Problem details ->
In the data below, find every line that has the string "this", and copy it.

%%

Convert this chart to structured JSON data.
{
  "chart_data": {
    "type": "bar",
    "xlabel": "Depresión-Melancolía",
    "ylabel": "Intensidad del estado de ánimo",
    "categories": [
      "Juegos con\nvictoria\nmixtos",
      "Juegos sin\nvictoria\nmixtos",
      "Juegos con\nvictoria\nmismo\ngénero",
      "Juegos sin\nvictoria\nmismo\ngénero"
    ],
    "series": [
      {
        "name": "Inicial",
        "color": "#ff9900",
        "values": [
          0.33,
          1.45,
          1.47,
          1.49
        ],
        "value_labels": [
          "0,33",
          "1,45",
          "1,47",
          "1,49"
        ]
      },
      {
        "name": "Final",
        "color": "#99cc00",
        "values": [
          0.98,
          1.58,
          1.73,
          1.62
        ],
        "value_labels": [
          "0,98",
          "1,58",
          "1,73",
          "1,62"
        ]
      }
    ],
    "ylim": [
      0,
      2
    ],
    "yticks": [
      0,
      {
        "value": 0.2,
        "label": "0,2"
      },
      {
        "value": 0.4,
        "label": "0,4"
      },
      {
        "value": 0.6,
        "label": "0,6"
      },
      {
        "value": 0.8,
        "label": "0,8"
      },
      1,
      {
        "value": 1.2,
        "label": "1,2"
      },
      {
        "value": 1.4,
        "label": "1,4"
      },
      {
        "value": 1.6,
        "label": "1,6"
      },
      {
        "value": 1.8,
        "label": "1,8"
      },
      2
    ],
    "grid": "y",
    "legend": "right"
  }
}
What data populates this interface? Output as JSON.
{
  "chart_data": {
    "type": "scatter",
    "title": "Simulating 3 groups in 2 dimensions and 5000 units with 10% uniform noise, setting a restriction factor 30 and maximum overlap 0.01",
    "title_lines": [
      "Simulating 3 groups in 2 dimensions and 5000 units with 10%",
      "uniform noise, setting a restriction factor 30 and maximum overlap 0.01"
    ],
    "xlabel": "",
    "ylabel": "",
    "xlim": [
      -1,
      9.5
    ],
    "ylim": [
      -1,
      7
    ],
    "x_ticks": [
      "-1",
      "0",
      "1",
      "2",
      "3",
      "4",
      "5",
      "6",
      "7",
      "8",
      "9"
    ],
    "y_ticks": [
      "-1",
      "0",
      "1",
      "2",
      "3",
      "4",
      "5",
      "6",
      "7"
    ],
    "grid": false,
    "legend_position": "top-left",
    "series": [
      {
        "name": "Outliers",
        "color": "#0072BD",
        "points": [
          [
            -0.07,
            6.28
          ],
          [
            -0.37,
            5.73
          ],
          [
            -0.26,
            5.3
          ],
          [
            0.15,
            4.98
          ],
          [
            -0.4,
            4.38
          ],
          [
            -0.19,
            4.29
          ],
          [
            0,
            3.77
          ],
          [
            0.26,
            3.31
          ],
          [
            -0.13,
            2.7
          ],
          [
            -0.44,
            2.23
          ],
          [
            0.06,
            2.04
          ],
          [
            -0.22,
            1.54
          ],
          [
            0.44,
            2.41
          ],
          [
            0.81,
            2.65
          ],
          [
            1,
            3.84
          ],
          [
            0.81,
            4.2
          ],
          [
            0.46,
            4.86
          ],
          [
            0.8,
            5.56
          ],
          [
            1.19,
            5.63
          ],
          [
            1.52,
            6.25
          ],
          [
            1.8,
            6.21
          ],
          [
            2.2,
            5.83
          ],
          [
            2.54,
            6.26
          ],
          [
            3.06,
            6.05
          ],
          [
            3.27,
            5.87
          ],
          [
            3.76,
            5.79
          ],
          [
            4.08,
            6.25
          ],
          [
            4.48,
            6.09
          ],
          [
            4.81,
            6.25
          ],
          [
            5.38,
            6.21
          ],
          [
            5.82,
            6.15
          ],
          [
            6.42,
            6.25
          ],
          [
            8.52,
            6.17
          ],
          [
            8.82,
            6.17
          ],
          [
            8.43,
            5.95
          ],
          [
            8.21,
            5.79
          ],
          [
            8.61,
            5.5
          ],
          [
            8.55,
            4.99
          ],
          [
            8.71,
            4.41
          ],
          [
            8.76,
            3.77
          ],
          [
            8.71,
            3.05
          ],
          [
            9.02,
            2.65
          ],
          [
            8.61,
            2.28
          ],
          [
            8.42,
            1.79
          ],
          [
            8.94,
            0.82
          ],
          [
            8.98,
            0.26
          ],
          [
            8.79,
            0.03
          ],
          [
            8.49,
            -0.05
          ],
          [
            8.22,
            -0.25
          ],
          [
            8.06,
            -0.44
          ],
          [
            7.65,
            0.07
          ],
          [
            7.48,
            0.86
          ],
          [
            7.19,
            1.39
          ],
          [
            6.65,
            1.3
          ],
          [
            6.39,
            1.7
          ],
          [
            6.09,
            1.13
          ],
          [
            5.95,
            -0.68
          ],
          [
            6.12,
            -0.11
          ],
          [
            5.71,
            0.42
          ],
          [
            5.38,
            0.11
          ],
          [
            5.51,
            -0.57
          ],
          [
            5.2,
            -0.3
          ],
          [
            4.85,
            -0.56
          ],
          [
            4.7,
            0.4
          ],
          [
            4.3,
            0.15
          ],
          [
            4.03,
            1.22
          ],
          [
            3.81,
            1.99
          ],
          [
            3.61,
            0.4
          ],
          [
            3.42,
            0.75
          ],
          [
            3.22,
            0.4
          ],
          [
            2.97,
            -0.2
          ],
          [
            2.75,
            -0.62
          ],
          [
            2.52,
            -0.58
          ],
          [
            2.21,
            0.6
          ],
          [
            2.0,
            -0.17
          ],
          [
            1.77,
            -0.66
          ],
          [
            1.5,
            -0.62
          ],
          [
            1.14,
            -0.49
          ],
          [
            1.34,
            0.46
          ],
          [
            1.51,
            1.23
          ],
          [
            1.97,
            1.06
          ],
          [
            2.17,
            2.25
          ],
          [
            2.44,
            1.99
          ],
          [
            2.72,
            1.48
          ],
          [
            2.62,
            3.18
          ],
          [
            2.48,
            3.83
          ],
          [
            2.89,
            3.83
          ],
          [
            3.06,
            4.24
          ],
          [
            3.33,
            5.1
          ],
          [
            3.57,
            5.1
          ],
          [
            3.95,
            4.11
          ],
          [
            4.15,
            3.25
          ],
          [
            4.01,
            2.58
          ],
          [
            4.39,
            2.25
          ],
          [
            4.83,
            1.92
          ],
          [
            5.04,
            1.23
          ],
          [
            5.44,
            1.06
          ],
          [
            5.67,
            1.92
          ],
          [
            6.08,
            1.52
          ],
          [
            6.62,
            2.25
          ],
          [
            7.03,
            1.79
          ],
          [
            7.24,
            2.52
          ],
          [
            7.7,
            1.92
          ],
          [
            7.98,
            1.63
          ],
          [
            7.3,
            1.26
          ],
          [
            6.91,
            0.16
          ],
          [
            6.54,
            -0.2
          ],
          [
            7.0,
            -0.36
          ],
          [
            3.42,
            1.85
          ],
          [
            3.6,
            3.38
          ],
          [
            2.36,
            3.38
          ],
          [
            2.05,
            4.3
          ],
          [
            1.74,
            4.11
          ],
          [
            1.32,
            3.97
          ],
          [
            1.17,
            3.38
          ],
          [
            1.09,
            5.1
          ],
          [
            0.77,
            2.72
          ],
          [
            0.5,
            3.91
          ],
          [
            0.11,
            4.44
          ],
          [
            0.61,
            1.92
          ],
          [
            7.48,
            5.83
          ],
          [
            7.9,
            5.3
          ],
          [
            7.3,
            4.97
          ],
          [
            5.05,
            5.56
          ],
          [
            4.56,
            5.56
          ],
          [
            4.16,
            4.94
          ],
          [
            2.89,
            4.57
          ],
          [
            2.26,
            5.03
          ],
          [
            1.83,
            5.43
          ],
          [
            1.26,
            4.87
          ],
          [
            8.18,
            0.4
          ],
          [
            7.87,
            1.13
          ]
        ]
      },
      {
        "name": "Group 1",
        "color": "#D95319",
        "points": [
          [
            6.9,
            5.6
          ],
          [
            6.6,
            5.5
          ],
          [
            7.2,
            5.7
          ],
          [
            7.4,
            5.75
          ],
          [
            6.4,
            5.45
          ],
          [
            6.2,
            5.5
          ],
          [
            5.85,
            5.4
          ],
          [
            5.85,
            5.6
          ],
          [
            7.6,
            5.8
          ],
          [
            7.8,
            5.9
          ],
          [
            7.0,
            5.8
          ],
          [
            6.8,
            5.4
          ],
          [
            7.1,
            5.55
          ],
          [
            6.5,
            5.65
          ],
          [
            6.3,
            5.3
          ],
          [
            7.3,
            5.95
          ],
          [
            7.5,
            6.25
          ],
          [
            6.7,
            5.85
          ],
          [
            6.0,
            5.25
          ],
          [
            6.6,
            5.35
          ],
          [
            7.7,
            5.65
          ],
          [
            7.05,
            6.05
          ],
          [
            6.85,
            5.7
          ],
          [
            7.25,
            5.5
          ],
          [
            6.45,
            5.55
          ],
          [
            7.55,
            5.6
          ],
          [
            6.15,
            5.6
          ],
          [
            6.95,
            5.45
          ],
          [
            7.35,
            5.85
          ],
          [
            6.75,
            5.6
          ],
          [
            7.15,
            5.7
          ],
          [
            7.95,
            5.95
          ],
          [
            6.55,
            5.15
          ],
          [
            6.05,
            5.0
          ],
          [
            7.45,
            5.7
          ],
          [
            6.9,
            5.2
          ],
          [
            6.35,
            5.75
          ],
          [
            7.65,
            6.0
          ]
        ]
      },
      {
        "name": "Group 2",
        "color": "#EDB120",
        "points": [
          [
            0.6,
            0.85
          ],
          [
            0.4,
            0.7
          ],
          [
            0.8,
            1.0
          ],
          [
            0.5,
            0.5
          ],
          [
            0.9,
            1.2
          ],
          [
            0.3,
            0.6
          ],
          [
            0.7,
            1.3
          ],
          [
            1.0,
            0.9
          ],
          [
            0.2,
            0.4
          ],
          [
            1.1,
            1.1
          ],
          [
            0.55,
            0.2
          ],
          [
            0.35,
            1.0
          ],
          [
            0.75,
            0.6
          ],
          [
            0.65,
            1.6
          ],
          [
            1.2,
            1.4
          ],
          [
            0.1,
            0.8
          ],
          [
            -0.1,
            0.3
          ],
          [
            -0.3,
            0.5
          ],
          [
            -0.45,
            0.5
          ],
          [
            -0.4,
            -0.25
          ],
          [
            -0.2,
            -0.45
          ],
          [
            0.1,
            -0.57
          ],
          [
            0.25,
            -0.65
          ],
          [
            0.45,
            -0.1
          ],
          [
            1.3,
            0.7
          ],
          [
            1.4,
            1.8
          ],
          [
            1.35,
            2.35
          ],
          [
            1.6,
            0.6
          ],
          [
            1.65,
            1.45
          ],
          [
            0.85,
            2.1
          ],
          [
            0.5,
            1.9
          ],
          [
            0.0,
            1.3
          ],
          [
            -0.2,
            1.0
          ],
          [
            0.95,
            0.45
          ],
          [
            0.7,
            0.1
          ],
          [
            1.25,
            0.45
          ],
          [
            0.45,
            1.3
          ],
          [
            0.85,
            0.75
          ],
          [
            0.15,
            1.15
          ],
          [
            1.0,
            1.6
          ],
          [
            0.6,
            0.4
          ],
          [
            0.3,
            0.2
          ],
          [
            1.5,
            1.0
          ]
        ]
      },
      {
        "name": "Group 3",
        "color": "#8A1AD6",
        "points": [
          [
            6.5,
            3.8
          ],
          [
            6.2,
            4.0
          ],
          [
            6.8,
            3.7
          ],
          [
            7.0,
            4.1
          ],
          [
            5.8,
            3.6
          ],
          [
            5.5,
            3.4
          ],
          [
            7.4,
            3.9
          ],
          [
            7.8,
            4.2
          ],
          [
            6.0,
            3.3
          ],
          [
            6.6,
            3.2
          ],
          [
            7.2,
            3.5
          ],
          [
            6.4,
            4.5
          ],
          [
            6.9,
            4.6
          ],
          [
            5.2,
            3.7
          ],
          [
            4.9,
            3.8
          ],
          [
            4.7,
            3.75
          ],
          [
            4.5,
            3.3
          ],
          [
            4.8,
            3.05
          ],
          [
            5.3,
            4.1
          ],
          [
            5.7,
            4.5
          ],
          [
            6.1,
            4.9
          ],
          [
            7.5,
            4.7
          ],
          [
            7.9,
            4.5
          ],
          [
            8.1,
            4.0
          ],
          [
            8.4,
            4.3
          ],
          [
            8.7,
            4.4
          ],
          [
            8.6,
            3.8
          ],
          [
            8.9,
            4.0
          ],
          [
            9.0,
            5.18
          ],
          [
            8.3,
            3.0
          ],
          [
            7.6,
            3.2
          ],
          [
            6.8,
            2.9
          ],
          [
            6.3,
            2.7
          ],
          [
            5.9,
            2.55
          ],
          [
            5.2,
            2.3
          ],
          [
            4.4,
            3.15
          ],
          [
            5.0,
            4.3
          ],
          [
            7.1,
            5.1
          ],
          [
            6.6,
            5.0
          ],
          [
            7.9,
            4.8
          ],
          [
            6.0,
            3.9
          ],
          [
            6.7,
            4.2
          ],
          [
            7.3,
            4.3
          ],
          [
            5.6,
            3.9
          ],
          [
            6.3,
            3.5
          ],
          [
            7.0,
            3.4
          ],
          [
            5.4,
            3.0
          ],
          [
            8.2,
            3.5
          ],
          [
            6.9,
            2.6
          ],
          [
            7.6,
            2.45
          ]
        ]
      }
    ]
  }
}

%%

Reply ->
Convert this chart to structured JSON data.
What data populates this interface? Output as JSON.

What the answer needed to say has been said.